Items from a dataset:

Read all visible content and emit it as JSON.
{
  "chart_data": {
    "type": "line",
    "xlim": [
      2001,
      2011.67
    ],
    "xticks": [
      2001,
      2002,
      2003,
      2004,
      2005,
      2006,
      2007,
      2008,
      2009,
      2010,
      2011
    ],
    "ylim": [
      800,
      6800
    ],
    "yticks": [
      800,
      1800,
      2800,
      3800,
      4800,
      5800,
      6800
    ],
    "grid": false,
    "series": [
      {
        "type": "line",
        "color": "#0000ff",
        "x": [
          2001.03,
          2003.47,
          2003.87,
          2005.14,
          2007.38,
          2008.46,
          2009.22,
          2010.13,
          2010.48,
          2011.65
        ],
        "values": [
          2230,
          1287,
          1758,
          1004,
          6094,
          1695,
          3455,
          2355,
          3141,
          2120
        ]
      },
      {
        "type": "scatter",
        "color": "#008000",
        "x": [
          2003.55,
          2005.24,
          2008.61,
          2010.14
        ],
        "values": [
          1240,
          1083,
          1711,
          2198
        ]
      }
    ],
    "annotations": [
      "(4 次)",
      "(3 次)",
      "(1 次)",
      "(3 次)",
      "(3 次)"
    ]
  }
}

**The task:**
Write out the entries in full, exactly as given.

**Final result:**
Read all visible content and emit it as JSON.
{
  "chart_data": {
    "type": "line",
    "xlim": [
      2001,
      2011.67
    ],
    "xticks": [
      2001,
      2002,
      2003,
      2004,
      2005,
      2006,
      2007,
      2008,
      2009,
      2010,
      2011
    ],
    "ylim": [
      800,
      6800
    ],
    "yticks": [
      800,
      1800,
      2800,
      3800,
      4800,
      5800,
      6800
    ],
    "grid": false,
    "series": [
      {
        "type": "line",
        "color": "#0000ff",
        "x": [
          2001.03,
          2003.47,
          2003.87,
          2005.14,
          2007.38,
          2008.46,
          2009.22,
          2010.13,
          2010.48,
          2011.65
        ],
        "values": [
          2230,
          1287,
          1758,
          1004,
          6094,
          1695,
          3455,
          2355,
          3141,
          2120
        ]
      },
      {
        "type": "scatter",
        "color": "#008000",
        "x": [
          2003.55,
          2005.24,
          2008.61,
          2010.14
        ],
        "values": [
          1240,
          1083,
          1711,
          2198
        ]
      }
    ],
    "annotations": [
      "(4 次)",
      "(3 次)",
      "(1 次)",
      "(3 次)",
      "(3 次)"
    ]
  }
}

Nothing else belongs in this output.